> **Stored data**

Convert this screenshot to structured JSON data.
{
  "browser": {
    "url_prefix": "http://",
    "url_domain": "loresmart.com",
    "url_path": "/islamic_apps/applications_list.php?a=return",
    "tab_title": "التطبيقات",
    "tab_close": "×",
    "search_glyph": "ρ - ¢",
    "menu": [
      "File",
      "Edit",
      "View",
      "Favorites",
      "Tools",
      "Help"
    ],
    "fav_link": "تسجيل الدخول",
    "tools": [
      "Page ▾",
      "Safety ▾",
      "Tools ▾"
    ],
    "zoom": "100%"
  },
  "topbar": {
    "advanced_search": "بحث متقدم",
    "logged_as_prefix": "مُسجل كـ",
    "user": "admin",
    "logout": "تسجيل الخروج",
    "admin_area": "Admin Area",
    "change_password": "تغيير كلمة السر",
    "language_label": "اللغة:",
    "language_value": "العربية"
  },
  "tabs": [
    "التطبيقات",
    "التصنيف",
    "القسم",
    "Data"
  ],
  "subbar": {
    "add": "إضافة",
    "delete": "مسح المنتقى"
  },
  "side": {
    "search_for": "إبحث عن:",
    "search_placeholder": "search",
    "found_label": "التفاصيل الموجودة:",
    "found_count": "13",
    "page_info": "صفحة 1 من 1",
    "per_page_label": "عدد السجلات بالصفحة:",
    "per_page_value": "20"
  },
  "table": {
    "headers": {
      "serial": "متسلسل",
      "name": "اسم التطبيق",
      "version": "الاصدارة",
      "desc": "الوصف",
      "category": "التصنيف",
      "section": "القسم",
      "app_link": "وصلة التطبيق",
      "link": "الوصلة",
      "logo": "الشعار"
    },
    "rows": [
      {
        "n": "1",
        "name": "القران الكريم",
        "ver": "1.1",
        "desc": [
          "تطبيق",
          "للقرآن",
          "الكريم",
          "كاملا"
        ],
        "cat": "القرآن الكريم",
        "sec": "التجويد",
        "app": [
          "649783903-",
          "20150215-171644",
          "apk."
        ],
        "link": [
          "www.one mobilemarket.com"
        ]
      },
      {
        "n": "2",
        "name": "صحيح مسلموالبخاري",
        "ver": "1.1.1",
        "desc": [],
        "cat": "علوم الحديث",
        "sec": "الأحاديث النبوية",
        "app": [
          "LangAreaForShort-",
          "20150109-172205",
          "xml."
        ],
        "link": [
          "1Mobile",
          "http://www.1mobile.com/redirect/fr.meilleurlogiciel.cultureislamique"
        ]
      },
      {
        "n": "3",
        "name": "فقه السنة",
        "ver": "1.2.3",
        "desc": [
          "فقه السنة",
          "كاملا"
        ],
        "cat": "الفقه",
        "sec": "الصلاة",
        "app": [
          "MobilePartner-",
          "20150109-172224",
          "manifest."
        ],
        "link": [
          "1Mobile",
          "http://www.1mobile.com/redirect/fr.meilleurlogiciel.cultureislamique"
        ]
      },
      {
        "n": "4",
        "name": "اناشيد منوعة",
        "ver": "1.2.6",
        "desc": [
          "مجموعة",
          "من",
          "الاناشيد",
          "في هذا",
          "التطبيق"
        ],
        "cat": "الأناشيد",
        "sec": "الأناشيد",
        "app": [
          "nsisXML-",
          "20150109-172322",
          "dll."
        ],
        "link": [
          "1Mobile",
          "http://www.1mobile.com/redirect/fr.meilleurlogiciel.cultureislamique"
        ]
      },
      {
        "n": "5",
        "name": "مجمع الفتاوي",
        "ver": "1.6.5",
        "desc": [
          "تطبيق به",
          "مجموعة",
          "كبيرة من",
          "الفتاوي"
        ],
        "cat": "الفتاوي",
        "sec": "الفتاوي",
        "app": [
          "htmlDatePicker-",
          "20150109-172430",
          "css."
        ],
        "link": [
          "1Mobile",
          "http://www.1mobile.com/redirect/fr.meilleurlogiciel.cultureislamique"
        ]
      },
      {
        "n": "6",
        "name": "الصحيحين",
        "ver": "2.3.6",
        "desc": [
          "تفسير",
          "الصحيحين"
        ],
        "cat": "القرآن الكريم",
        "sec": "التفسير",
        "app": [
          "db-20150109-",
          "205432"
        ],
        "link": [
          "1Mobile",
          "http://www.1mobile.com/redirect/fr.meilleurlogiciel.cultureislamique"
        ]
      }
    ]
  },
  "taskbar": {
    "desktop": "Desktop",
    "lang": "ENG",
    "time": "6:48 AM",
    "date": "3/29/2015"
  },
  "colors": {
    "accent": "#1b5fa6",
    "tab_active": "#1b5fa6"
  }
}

> **To do**
Retype all of the data shown above, word for word.

> **Task answer**
Convert this screenshot to structured JSON data.
{
  "browser": {
    "url_prefix": "http://",
    "url_domain": "loresmart.com",
    "url_path": "/islamic_apps/applications_list.php?a=return",
    "tab_title": "التطبيقات",
    "tab_close": "×",
    "search_glyph": "ρ - ¢",
    "menu": [
      "File",
      "Edit",
      "View",
      "Favorites",
      "Tools",
      "Help"
    ],
    "fav_link": "تسجيل الدخول",
    "tools": [
      "Page ▾",
      "Safety ▾",
      "Tools ▾"
    ],
    "zoom": "100%"
  },
  "topbar": {
    "advanced_search": "بحث متقدم",
    "logged_as_prefix": "مُسجل كـ",
    "user": "admin",
    "logout": "تسجيل الخروج",
    "admin_area": "Admin Area",
    "change_password": "تغيير كلمة السر",
    "language_label": "اللغة:",
    "language_value": "العربية"
  },
  "tabs": [
    "التطبيقات",
    "التصنيف",
    "القسم",
    "Data"
  ],
  "subbar": {
    "add": "إضافة",
    "delete": "مسح المنتقى"
  },
  "side": {
    "search_for": "إبحث عن:",
    "search_placeholder": "search",
    "found_label": "التفاصيل الموجودة:",
    "found_count": "13",
    "page_info": "صفحة 1 من 1",
    "per_page_label": "عدد السجلات بالصفحة:",
    "per_page_value": "20"
  },
  "table": {
    "headers": {
      "serial": "متسلسل",
      "name": "اسم التطبيق",
      "version": "الاصدارة",
      "desc": "الوصف",
      "category": "التصنيف",
      "section": "القسم",
      "app_link": "وصلة التطبيق",
      "link": "الوصلة",
      "logo": "الشعار"
    },
    "rows": [
      {
        "n": "1",
        "name": "القران الكريم",
        "ver": "1.1",
        "desc": [
          "تطبيق",
          "للقرآن",
          "الكريم",
          "كاملا"
        ],
        "cat": "القرآن الكريم",
        "sec": "التجويد",
        "app": [
          "649783903-",
          "20150215-171644",
          "apk."
        ],
        "link": [
          "www.one mobilemarket.com"
        ]
      },
      {
        "n": "2",
        "name": "صحيح مسلموالبخاري",
        "ver": "1.1.1",
        "desc": [],
        "cat": "علوم الحديث",
        "sec": "الأحاديث النبوية",
        "app": [
          "LangAreaForShort-",
          "20150109-172205",
          "xml."
        ],
        "link": [
          "1Mobile",
          "http://www.1mobile.com/redirect/fr.meilleurlogiciel.cultureislamique"
        ]
      },
      {
        "n": "3",
        "name": "فقه السنة",
        "ver": "1.2.3",
        "desc": [
          "فقه السنة",
          "كاملا"
        ],
        "cat": "الفقه",
        "sec": "الصلاة",
        "app": [
          "MobilePartner-",
          "20150109-172224",
          "manifest."
        ],
        "link": [
          "1Mobile",
          "http://www.1mobile.com/redirect/fr.meilleurlogiciel.cultureislamique"
        ]
      },
      {
        "n": "4",
        "name": "اناشيد منوعة",
        "ver": "1.2.6",
        "desc": [
          "مجموعة",
          "من",
          "الاناشيد",
          "في هذا",
          "التطبيق"
        ],
        "cat": "الأناشيد",
        "sec": "الأناشيد",
        "app": [
          "nsisXML-",
          "20150109-172322",
          "dll."
        ],
        "link": [
          "1Mobile",
          "http://www.1mobile.com/redirect/fr.meilleurlogiciel.cultureislamique"
        ]
      },
      {
        "n": "5",
        "name": "مجمع الفتاوي",
        "ver": "1.6.5",
        "desc": [
          "تطبيق به",
          "مجموعة",
          "كبيرة من",
          "الفتاوي"
        ],
        "cat": "الفتاوي",
        "sec": "الفتاوي",
        "app": [
          "htmlDatePicker-",
          "20150109-172430",
          "css."
        ],
        "link": [
          "1Mobile",
          "http://www.1mobile.com/redirect/fr.meilleurlogiciel.cultureislamique"
        ]
      },
      {
        "n": "6",
        "name": "الصحيحين",
        "ver": "2.3.6",
        "desc": [
          "تفسير",
          "الصحيحين"
        ],
        "cat": "القرآن الكريم",
        "sec": "التفسير",
        "app": [
          "db-20150109-",
          "205432"
        ],
        "link": [
          "1Mobile",
          "http://www.1mobile.com/redirect/fr.meilleurlogiciel.cultureislamique"
        ]
      }
    ]
  },
  "taskbar": {
    "desktop": "Desktop",
    "lang": "ENG",
    "time": "6:48 AM",
    "date": "3/29/2015"
  },
  "colors": {
    "accent": "#1b5fa6",
    "tab_active": "#1b5fa6"
  }
}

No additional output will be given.